Requirements: Each record must be reproduced exactly as it is shown.

Extracted records:
* * * * * * * * *

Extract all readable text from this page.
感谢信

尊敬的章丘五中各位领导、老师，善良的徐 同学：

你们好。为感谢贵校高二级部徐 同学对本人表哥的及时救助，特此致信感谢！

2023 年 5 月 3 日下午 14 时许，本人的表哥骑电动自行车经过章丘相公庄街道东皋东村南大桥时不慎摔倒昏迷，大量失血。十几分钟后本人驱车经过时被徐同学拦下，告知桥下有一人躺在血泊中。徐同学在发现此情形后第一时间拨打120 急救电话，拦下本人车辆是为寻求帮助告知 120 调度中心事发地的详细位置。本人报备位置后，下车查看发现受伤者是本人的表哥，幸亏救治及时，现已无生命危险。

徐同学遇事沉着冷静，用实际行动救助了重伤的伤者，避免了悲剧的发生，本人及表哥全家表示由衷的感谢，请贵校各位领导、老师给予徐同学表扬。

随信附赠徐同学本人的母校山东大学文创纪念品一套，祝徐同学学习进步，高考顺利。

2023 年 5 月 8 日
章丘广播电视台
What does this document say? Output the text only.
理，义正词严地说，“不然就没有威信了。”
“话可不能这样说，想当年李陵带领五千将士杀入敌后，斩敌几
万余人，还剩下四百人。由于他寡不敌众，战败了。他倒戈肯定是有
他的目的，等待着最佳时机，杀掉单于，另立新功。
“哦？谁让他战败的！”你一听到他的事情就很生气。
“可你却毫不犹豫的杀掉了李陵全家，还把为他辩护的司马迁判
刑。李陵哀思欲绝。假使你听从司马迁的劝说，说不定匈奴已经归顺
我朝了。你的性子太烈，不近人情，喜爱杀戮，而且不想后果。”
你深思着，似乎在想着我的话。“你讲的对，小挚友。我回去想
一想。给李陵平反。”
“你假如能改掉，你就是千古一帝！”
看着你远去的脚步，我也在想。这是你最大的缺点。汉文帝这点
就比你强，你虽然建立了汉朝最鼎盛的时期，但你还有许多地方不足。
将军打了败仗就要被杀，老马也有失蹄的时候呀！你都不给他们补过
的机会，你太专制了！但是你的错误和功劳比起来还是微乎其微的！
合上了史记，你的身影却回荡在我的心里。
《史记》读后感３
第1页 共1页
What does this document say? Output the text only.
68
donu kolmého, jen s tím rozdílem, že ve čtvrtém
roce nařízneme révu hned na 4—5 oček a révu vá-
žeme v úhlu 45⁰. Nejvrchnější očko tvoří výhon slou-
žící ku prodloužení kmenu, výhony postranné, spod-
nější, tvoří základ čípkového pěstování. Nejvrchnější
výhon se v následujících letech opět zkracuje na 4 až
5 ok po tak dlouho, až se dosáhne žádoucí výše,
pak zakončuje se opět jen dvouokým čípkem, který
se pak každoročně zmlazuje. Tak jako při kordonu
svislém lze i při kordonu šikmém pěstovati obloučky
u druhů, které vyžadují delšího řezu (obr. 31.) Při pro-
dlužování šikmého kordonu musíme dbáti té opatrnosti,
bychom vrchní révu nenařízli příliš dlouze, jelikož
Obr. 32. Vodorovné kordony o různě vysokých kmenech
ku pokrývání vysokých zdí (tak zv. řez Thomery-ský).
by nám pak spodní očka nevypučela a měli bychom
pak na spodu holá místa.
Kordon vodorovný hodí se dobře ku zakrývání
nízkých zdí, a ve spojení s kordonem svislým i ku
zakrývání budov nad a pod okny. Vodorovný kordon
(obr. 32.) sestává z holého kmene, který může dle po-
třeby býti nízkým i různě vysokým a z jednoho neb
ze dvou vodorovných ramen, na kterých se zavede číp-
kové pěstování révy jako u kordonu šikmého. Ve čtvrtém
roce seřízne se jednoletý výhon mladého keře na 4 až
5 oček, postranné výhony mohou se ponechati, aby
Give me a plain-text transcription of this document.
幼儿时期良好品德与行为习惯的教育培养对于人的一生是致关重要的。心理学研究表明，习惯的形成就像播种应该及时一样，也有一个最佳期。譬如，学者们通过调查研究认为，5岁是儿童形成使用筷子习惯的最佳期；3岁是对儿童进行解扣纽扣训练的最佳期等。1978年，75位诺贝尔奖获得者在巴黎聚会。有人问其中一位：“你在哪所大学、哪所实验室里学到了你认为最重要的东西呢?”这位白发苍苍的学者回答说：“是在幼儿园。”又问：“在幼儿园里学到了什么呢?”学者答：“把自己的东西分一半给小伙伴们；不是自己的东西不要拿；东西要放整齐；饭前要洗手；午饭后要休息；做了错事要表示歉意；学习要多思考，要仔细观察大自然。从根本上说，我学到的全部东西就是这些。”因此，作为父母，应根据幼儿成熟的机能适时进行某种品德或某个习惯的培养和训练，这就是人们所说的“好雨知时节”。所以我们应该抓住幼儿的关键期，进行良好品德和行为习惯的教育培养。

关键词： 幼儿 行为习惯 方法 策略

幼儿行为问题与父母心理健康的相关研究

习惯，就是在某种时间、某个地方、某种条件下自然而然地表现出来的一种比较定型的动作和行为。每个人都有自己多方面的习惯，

* * * * * * * * *

Answer:
Extract all readable text from this page.
感谢信

尊敬的章丘五中各位领导、老师，善良的徐 同学：

你们好。为感谢贵校高二级部徐 同学对本人表哥的及时救助，特此致信感谢！

2023 年 5 月 3 日下午 14 时许，本人的表哥骑电动自行车经过章丘相公庄街道东皋东村南大桥时不慎摔倒昏迷，大量失血。十几分钟后本人驱车经过时被徐同学拦下，告知桥下有一人躺在血泊中。徐同学在发现此情形后第一时间拨打120 急救电话，拦下本人车辆是为寻求帮助告知 120 调度中心事发地的详细位置。本人报备位置后，下车查看发现受伤者是本人的表哥，幸亏救治及时，现已无生命危险。

徐同学遇事沉着冷静，用实际行动救助了重伤的伤者，避免了悲剧的发生，本人及表哥全家表示由衷的感谢，请贵校各位领导、老师给予徐同学表扬。

随信附赠徐同学本人的母校山东大学文创纪念品一套，祝徐同学学习进步，高考顺利。

2023 年 5 月 8 日
章丘广播电视台
What does this document say? Output the text only.
理，义正词严地说，“不然就没有威信了。”
“话可不能这样说，想当年李陵带领五千将士杀入敌后，斩敌几
万余人，还剩下四百人。由于他寡不敌众，战败了。他倒戈肯定是有
他的目的，等待着最佳时机，杀掉单于，另立新功。
“哦？谁让他战败的！”你一听到他的事情就很生气。
“可你却毫不犹豫的杀掉了李陵全家，还把为他辩护的司马迁判
刑。李陵哀思欲绝。假使你听从司马迁的劝说，说不定匈奴已经归顺
我朝了。你的性子太烈，不近人情，喜爱杀戮，而且不想后果。”
你深思着，似乎在想着我的话。“你讲的对，小挚友。我回去想
一想。给李陵平反。”
“你假如能改掉，你就是千古一帝！”
看着你远去的脚步，我也在想。这是你最大的缺点。汉文帝这点
就比你强，你虽然建立了汉朝最鼎盛的时期，但你还有许多地方不足。
将军打了败仗就要被杀，老马也有失蹄的时候呀！你都不给他们补过
的机会，你太专制了！但是你的错误和功劳比起来还是微乎其微的！
合上了史记，你的身影却回荡在我的心里。
《史记》读后感３
第1页 共1页
What does this document say? Output the text only.
68
donu kolmého, jen s tím rozdílem, že ve čtvrtém
roce nařízneme révu hned na 4—5 oček a révu vá-
žeme v úhlu 45⁰. Nejvrchnější očko tvoří výhon slou-
žící ku prodloužení kmenu, výhony postranné, spod-
nější, tvoří základ čípkového pěstování. Nejvrchnější
výhon se v následujících letech opět zkracuje na 4 až
5 ok po tak dlouho, až se dosáhne žádoucí výše,
pak zakončuje se opět jen dvouokým čípkem, který
se pak každoročně zmlazuje. Tak jako při kordonu
svislém lze i při kordonu šikmém pěstovati obloučky
u druhů, které vyžadují delšího řezu (obr. 31.) Při pro-
dlužování šikmého kordonu musíme dbáti té opatrnosti,
bychom vrchní révu nenařízli příliš dlouze, jelikož
Obr. 32. Vodorovné kordony o různě vysokých kmenech
ku pokrývání vysokých zdí (tak zv. řez Thomery-ský).
by nám pak spodní očka nevypučela a měli bychom
pak na spodu holá místa.
Kordon vodorovný hodí se dobře ku zakrývání
nízkých zdí, a ve spojení s kordonem svislým i ku
zakrývání budov nad a pod okny. Vodorovný kordon
(obr. 32.) sestává z holého kmene, který může dle po-
třeby býti nízkým i různě vysokým a z jednoho neb
ze dvou vodorovných ramen, na kterých se zavede číp-
kové pěstování révy jako u kordonu šikmého. Ve čtvrtém
roce seřízne se jednoletý výhon mladého keře na 4 až
5 oček, postranné výhony mohou se ponechati, aby
Give me a plain-text transcription of this document.
幼儿时期良好品德与行为习惯的教育培养对于人的一生是致关重要的。心理学研究表明，习惯的形成就像播种应该及时一样，也有一个最佳期。譬如，学者们通过调查研究认为，5岁是儿童形成使用筷子习惯的最佳期；3岁是对儿童进行解扣纽扣训练的最佳期等。1978年，75位诺贝尔奖获得者在巴黎聚会。有人问其中一位：“你在哪所大学、哪所实验室里学到了你认为最重要的东西呢?”这位白发苍苍的学者回答说：“是在幼儿园。”又问：“在幼儿园里学到了什么呢?”学者答：“把自己的东西分一半给小伙伴们；不是自己的东西不要拿；东西要放整齐；饭前要洗手；午饭后要休息；做了错事要表示歉意；学习要多思考，要仔细观察大自然。从根本上说，我学到的全部东西就是这些。”因此，作为父母，应根据幼儿成熟的机能适时进行某种品德或某个习惯的培养和训练，这就是人们所说的“好雨知时节”。所以我们应该抓住幼儿的关键期，进行良好品德和行为习惯的教育培养。

关键词： 幼儿 行为习惯 方法 策略

幼儿行为问题与父母心理健康的相关研究

习惯，就是在某种时间、某个地方、某种条件下自然而然地表现出来的一种比较定型的动作和行为。每个人都有自己多方面的习惯，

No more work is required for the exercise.